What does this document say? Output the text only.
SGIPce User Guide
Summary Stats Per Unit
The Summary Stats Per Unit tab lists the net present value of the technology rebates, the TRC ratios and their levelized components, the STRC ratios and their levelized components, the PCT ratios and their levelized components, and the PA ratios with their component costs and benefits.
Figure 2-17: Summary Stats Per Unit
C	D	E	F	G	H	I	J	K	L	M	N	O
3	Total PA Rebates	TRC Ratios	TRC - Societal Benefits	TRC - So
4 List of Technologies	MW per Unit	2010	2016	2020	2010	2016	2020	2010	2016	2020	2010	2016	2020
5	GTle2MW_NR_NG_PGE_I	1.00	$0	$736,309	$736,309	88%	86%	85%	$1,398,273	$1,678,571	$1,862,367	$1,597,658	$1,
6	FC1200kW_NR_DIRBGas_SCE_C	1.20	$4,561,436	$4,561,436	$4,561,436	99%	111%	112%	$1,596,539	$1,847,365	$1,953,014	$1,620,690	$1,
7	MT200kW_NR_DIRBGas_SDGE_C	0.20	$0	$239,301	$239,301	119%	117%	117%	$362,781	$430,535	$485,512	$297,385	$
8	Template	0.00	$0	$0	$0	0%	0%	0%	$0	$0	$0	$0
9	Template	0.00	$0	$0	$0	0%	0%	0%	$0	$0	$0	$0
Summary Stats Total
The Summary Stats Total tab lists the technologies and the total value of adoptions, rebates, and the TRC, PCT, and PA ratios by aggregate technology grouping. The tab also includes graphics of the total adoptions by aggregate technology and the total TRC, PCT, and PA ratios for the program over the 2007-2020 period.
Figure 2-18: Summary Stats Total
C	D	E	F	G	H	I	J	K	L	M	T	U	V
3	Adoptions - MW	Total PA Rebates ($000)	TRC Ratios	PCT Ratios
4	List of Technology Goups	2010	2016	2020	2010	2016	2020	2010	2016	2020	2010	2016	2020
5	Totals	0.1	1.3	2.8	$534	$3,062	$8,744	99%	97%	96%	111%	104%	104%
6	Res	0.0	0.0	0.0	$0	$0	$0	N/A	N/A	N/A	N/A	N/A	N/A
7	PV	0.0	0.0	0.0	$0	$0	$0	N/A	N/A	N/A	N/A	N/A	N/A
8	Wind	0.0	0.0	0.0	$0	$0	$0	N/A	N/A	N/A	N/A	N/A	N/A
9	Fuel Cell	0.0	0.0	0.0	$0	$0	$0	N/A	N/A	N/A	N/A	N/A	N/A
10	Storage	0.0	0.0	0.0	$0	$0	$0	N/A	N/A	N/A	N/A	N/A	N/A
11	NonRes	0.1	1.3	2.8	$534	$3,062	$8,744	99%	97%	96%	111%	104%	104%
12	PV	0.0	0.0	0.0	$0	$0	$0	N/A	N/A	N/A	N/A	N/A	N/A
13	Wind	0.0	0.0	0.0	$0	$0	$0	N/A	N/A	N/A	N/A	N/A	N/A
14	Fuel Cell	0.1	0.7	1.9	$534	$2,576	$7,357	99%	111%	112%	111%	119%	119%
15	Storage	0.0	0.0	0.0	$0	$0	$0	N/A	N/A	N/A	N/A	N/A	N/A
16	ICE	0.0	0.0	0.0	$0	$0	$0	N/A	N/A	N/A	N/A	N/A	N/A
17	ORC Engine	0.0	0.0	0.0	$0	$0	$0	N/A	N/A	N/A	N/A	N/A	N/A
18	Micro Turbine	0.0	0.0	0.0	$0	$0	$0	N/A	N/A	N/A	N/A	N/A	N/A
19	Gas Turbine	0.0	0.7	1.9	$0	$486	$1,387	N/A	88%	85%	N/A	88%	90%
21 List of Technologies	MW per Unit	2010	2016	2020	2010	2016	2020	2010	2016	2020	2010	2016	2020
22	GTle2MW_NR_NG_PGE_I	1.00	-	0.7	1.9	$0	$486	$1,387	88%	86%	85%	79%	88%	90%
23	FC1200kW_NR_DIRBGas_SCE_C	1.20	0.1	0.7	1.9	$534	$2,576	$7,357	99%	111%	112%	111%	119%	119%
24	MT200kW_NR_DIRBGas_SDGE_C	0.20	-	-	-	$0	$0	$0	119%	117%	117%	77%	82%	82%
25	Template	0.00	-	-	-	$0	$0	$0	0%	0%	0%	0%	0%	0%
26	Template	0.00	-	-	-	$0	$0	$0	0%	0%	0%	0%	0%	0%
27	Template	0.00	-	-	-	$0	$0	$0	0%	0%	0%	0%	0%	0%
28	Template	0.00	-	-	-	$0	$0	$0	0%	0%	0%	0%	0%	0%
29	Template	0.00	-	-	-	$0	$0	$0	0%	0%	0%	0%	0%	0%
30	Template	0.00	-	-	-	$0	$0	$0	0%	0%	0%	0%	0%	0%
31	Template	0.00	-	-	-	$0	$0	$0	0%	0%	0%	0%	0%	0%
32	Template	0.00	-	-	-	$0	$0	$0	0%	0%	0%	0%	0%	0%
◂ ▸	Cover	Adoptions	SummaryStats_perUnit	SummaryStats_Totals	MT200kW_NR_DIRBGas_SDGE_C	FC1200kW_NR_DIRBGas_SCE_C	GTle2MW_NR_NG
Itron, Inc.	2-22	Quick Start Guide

**Description of the task**. Retype all the records, matching them exactly.

**Answer to the task**.
What does this document say? Output the text only.
SGIPce User Guide
Summary Stats Per Unit
The Summary Stats Per Unit tab lists the net present value of the technology rebates, the TRC ratios and their levelized components, the STRC ratios and their levelized components, the PCT ratios and their levelized components, and the PA ratios with their component costs and benefits.
Figure 2-17: Summary Stats Per Unit
C	D	E	F	G	H	I	J	K	L	M	N	O
3	Total PA Rebates	TRC Ratios	TRC - Societal Benefits	TRC - So
4 List of Technologies	MW per Unit	2010	2016	2020	2010	2016	2020	2010	2016	2020	2010	2016	2020
5	GTle2MW_NR_NG_PGE_I	1.00	$0	$736,309	$736,309	88%	86%	85%	$1,398,273	$1,678,571	$1,862,367	$1,597,658	$1,
6	FC1200kW_NR_DIRBGas_SCE_C	1.20	$4,561,436	$4,561,436	$4,561,436	99%	111%	112%	$1,596,539	$1,847,365	$1,953,014	$1,620,690	$1,
7	MT200kW_NR_DIRBGas_SDGE_C	0.20	$0	$239,301	$239,301	119%	117%	117%	$362,781	$430,535	$485,512	$297,385	$
8	Template	0.00	$0	$0	$0	0%	0%	0%	$0	$0	$0	$0
9	Template	0.00	$0	$0	$0	0%	0%	0%	$0	$0	$0	$0
Summary Stats Total
The Summary Stats Total tab lists the technologies and the total value of adoptions, rebates, and the TRC, PCT, and PA ratios by aggregate technology grouping. The tab also includes graphics of the total adoptions by aggregate technology and the total TRC, PCT, and PA ratios for the program over the 2007-2020 period.
Figure 2-18: Summary Stats Total
C	D	E	F	G	H	I	J	K	L	M	T	U	V
3	Adoptions - MW	Total PA Rebates ($000)	TRC Ratios	PCT Ratios
4	List of Technology Goups	2010	2016	2020	2010	2016	2020	2010	2016	2020	2010	2016	2020
5	Totals	0.1	1.3	2.8	$534	$3,062	$8,744	99%	97%	96%	111%	104%	104%
6	Res	0.0	0.0	0.0	$0	$0	$0	N/A	N/A	N/A	N/A	N/A	N/A
7	PV	0.0	0.0	0.0	$0	$0	$0	N/A	N/A	N/A	N/A	N/A	N/A
8	Wind	0.0	0.0	0.0	$0	$0	$0	N/A	N/A	N/A	N/A	N/A	N/A
9	Fuel Cell	0.0	0.0	0.0	$0	$0	$0	N/A	N/A	N/A	N/A	N/A	N/A
10	Storage	0.0	0.0	0.0	$0	$0	$0	N/A	N/A	N/A	N/A	N/A	N/A
11	NonRes	0.1	1.3	2.8	$534	$3,062	$8,744	99%	97%	96%	111%	104%	104%
12	PV	0.0	0.0	0.0	$0	$0	$0	N/A	N/A	N/A	N/A	N/A	N/A
13	Wind	0.0	0.0	0.0	$0	$0	$0	N/A	N/A	N/A	N/A	N/A	N/A
14	Fuel Cell	0.1	0.7	1.9	$534	$2,576	$7,357	99%	111%	112%	111%	119%	119%
15	Storage	0.0	0.0	0.0	$0	$0	$0	N/A	N/A	N/A	N/A	N/A	N/A
16	ICE	0.0	0.0	0.0	$0	$0	$0	N/A	N/A	N/A	N/A	N/A	N/A
17	ORC Engine	0.0	0.0	0.0	$0	$0	$0	N/A	N/A	N/A	N/A	N/A	N/A
18	Micro Turbine	0.0	0.0	0.0	$0	$0	$0	N/A	N/A	N/A	N/A	N/A	N/A
19	Gas Turbine	0.0	0.7	1.9	$0	$486	$1,387	N/A	88%	85%	N/A	88%	90%
21 List of Technologies	MW per Unit	2010	2016	2020	2010	2016	2020	2010	2016	2020	2010	2016	2020
22	GTle2MW_NR_NG_PGE_I	1.00	-	0.7	1.9	$0	$486	$1,387	88%	86%	85%	79%	88%	90%
23	FC1200kW_NR_DIRBGas_SCE_C	1.20	0.1	0.7	1.9	$534	$2,576	$7,357	99%	111%	112%	111%	119%	119%
24	MT200kW_NR_DIRBGas_SDGE_C	0.20	-	-	-	$0	$0	$0	119%	117%	117%	77%	82%	82%
25	Template	0.00	-	-	-	$0	$0	$0	0%	0%	0%	0%	0%	0%
26	Template	0.00	-	-	-	$0	$0	$0	0%	0%	0%	0%	0%	0%
27	Template	0.00	-	-	-	$0	$0	$0	0%	0%	0%	0%	0%	0%
28	Template	0.00	-	-	-	$0	$0	$0	0%	0%	0%	0%	0%	0%
29	Template	0.00	-	-	-	$0	$0	$0	0%	0%	0%	0%	0%	0%
30	Template	0.00	-	-	-	$0	$0	$0	0%	0%	0%	0%	0%	0%
31	Template	0.00	-	-	-	$0	$0	$0	0%	0%	0%	0%	0%	0%
32	Template	0.00	-	-	-	$0	$0	$0	0%	0%	0%	0%	0%	0%
◂ ▸	Cover	Adoptions	SummaryStats_perUnit	SummaryStats_Totals	MT200kW_NR_DIRBGas_SDGE_C	FC1200kW_NR_DIRBGas_SCE_C	GTle2MW_NR_NG
Itron, Inc.	2-22	Quick Start Guide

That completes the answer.